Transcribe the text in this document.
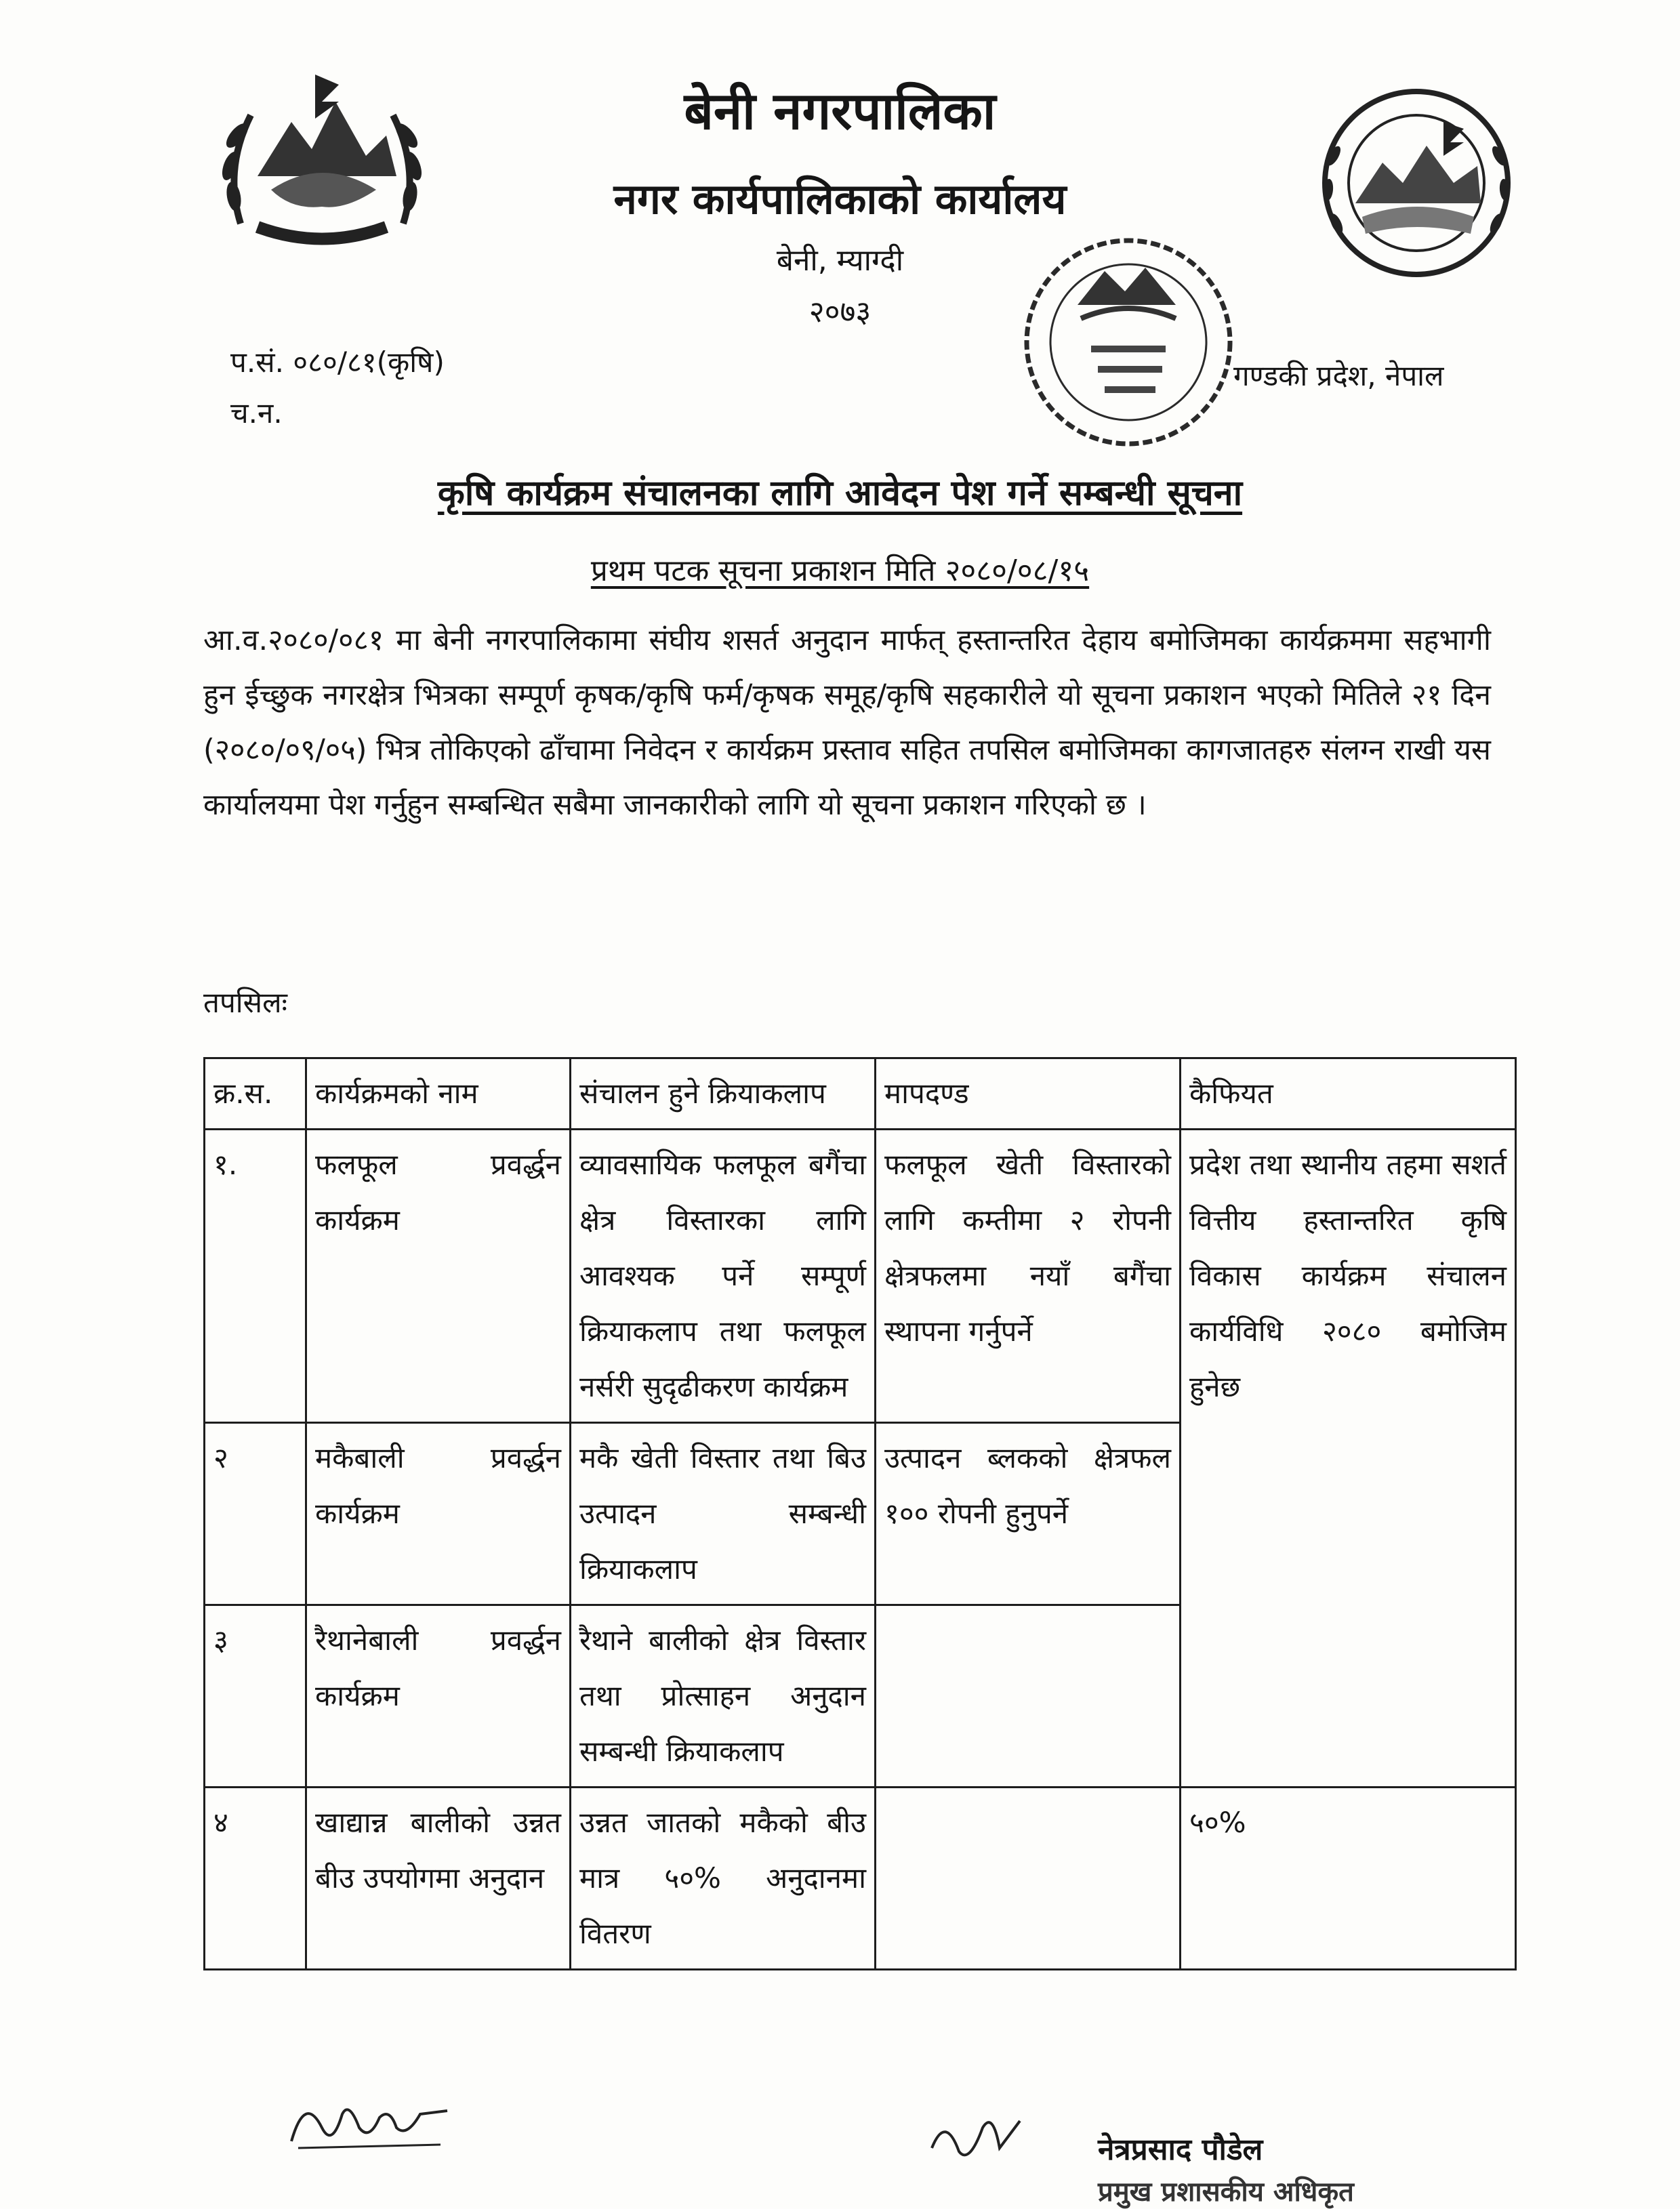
बेनी नगरपालिका
नगर कार्यपालिकाको कार्यालय
बेनी, म्याग्दी
२०७३
प.सं. ०८०/८१(कृषि)
च.न.
गण्डकी प्रदेश, नेपाल
कृषि कार्यक्रम संचालनका लागि आवेदन पेश गर्ने सम्बन्धी सूचना
प्रथम पटक सूचना प्रकाशन मिति २०८०/०८/१५
आ.व.२०८०/०८१ मा बेनी नगरपालिकामा संघीय शसर्त अनुदान मार्फत् हस्तान्तरित देहाय बमोजिमका कार्यक्रममा सहभागी हुन ईच्छुक नगरक्षेत्र भित्रका सम्पूर्ण कृषक/कृषि फर्म/कृषक समूह/कृषि सहकारीले यो सूचना प्रकाशन भएको मितिले २१ दिन (२०८०/०९/०५) भित्र तोकिएको ढाँचामा निवेदन र कार्यक्रम प्रस्ताव सहित तपसिल बमोजिमका कागजातहरु संलग्न राखी यस कार्यालयमा पेश गर्नुहुन सम्बन्धित सबैमा जानकारीको लागि यो सूचना प्रकाशन गरिएको छ ।
तपसिलः
क्र.स.	कार्यक्रमको नाम	संचालन हुने क्रियाकलाप	मापदण्ड	कैफियत
१.	फलफूल प्रवर्द्धन कार्यक्रम	व्यावसायिक फलफूल बगैंचा क्षेत्र विस्तारका लागि आवश्यक पर्ने सम्पूर्ण क्रियाकलाप तथा फलफूल नर्सरी सुदृढीकरण कार्यक्रम	फलफूल खेती विस्तारको लागि कम्तीमा २ रोपनी क्षेत्रफलमा नयाँ बगैंचा स्थापना गर्नुपर्ने	प्रदेश तथा स्थानीय तहमा सशर्त वित्तीय हस्तान्तरित कृषि विकास कार्यक्रम संचालन कार्यविधि २०८० बमोजिम हुनेछ
२	मकैबाली प्रवर्द्धन कार्यक्रम	मकै खेती विस्तार तथा बिउ उत्पादन सम्बन्धी क्रियाकलाप	उत्पादन ब्लकको क्षेत्रफल १०० रोपनी हुनुपर्ने	
३	रैथानेबाली प्रवर्द्धन कार्यक्रम	रैथाने बालीको क्षेत्र विस्तार तथा प्रोत्साहन अनुदान सम्बन्धी क्रियाकलाप		
४	खाद्यान्न बालीको उन्नत बीउ उपयोगमा अनुदान	उन्नत जातको मकैको बीउ मात्र ५०% अनुदानमा वितरण		५०%
नेत्रप्रसाद पौडेल
प्रमुख प्रशासकीय अधिकृत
━━━━━━━━━━━━━━━━━━━━
__Work instructions__
Without the pictures, extract every entry verbatim.

__Finished answer__
Transcribe the text in this document.
बेनी नगरपालिका
नगर कार्यपालिकाको कार्यालय
बेनी, म्याग्दी
२०७३
प.सं. ०८०/८१(कृषि)
च.न.
गण्डकी प्रदेश, नेपाल
कृषि कार्यक्रम संचालनका लागि आवेदन पेश गर्ने सम्बन्धी सूचना
प्रथम पटक सूचना प्रकाशन मिति २०८०/०८/१५
आ.व.२०८०/०८१ मा बेनी नगरपालिकामा संघीय शसर्त अनुदान मार्फत् हस्तान्तरित देहाय बमोजिमका कार्यक्रममा सहभागी हुन ईच्छुक नगरक्षेत्र भित्रका सम्पूर्ण कृषक/कृषि फर्म/कृषक समूह/कृषि सहकारीले यो सूचना प्रकाशन भएको मितिले २१ दिन (२०८०/०९/०५) भित्र तोकिएको ढाँचामा निवेदन र कार्यक्रम प्रस्ताव सहित तपसिल बमोजिमका कागजातहरु संलग्न राखी यस कार्यालयमा पेश गर्नुहुन सम्बन्धित सबैमा जानकारीको लागि यो सूचना प्रकाशन गरिएको छ ।
तपसिलः
क्र.स.	कार्यक्रमको नाम	संचालन हुने क्रियाकलाप	मापदण्ड	कैफियत
१.	फलफूल प्रवर्द्धन कार्यक्रम	व्यावसायिक फलफूल बगैंचा क्षेत्र विस्तारका लागि आवश्यक पर्ने सम्पूर्ण क्रियाकलाप तथा फलफूल नर्सरी सुदृढीकरण कार्यक्रम	फलफूल खेती विस्तारको लागि कम्तीमा २ रोपनी क्षेत्रफलमा नयाँ बगैंचा स्थापना गर्नुपर्ने	प्रदेश तथा स्थानीय तहमा सशर्त वित्तीय हस्तान्तरित कृषि विकास कार्यक्रम संचालन कार्यविधि २०८० बमोजिम हुनेछ
२	मकैबाली प्रवर्द्धन कार्यक्रम	मकै खेती विस्तार तथा बिउ उत्पादन सम्बन्धी क्रियाकलाप	उत्पादन ब्लकको क्षेत्रफल १०० रोपनी हुनुपर्ने	
३	रैथानेबाली प्रवर्द्धन कार्यक्रम	रैथाने बालीको क्षेत्र विस्तार तथा प्रोत्साहन अनुदान सम्बन्धी क्रियाकलाप		
४	खाद्यान्न बालीको उन्नत बीउ उपयोगमा अनुदान	उन्नत जातको मकैको बीउ मात्र ५०% अनुदानमा वितरण		५०%
नेत्रप्रसाद पौडेल
प्रमुख प्रशासकीय अधिकृत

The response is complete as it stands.